Problem:
The records below must be retyped exactly.

Given data:
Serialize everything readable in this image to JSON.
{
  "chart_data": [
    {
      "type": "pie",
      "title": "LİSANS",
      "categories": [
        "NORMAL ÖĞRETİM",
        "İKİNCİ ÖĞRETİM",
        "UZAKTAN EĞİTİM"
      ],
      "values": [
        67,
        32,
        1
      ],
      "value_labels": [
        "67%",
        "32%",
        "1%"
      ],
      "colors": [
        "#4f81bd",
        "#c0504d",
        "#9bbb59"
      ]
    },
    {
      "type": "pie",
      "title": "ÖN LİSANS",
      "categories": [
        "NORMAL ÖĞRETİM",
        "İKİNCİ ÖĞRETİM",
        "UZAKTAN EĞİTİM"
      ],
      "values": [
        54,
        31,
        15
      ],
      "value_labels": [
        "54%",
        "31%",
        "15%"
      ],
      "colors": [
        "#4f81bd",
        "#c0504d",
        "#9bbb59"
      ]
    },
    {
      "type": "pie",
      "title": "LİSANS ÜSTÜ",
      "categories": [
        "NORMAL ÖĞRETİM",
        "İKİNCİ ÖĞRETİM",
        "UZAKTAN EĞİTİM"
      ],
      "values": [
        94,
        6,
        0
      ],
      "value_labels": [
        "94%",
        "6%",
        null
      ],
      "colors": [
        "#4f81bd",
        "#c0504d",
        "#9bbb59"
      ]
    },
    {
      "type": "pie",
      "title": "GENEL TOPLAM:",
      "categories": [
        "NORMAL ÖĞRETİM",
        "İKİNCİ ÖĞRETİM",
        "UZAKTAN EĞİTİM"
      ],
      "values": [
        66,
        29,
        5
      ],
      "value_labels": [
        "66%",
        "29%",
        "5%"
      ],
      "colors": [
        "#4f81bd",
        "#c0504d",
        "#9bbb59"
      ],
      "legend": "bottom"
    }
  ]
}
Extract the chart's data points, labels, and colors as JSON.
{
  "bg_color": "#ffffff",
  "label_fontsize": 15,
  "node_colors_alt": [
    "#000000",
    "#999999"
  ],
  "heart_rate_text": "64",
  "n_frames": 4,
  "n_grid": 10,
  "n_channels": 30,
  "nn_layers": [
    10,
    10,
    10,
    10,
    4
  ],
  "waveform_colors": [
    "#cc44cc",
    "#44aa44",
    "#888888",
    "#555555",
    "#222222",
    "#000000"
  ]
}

The output:
Serialize everything readable in this image to JSON.
{
  "chart_data": [
    {
      "type": "pie",
      "title": "LİSANS",
      "categories": [
        "NORMAL ÖĞRETİM",
        "İKİNCİ ÖĞRETİM",
        "UZAKTAN EĞİTİM"
      ],
      "values": [
        67,
        32,
        1
      ],
      "value_labels": [
        "67%",
        "32%",
        "1%"
      ],
      "colors": [
        "#4f81bd",
        "#c0504d",
        "#9bbb59"
      ]
    },
    {
      "type": "pie",
      "title": "ÖN LİSANS",
      "categories": [
        "NORMAL ÖĞRETİM",
        "İKİNCİ ÖĞRETİM",
        "UZAKTAN EĞİTİM"
      ],
      "values": [
        54,
        31,
        15
      ],
      "value_labels": [
        "54%",
        "31%",
        "15%"
      ],
      "colors": [
        "#4f81bd",
        "#c0504d",
        "#9bbb59"
      ]
    },
    {
      "type": "pie",
      "title": "LİSANS ÜSTÜ",
      "categories": [
        "NORMAL ÖĞRETİM",
        "İKİNCİ ÖĞRETİM",
        "UZAKTAN EĞİTİM"
      ],
      "values": [
        94,
        6,
        0
      ],
      "value_labels": [
        "94%",
        "6%",
        null
      ],
      "colors": [
        "#4f81bd",
        "#c0504d",
        "#9bbb59"
      ]
    },
    {
      "type": "pie",
      "title": "GENEL TOPLAM:",
      "categories": [
        "NORMAL ÖĞRETİM",
        "İKİNCİ ÖĞRETİM",
        "UZAKTAN EĞİTİM"
      ],
      "values": [
        66,
        29,
        5
      ],
      "value_labels": [
        "66%",
        "29%",
        "5%"
      ],
      "colors": [
        "#4f81bd",
        "#c0504d",
        "#9bbb59"
      ],
      "legend": "bottom"
    }
  ]
}
Extract the chart's data points, labels, and colors as JSON.
{
  "bg_color": "#ffffff",
  "label_fontsize": 15,
  "node_colors_alt": [
    "#000000",
    "#999999"
  ],
  "heart_rate_text": "64",
  "n_frames": 4,
  "n_grid": 10,
  "n_channels": 30,
  "nn_layers": [
    10,
    10,
    10,
    10,
    4
  ],
  "waveform_colors": [
    "#cc44cc",
    "#44aa44",
    "#888888",
    "#555555",
    "#222222",
    "#000000"
  ]
}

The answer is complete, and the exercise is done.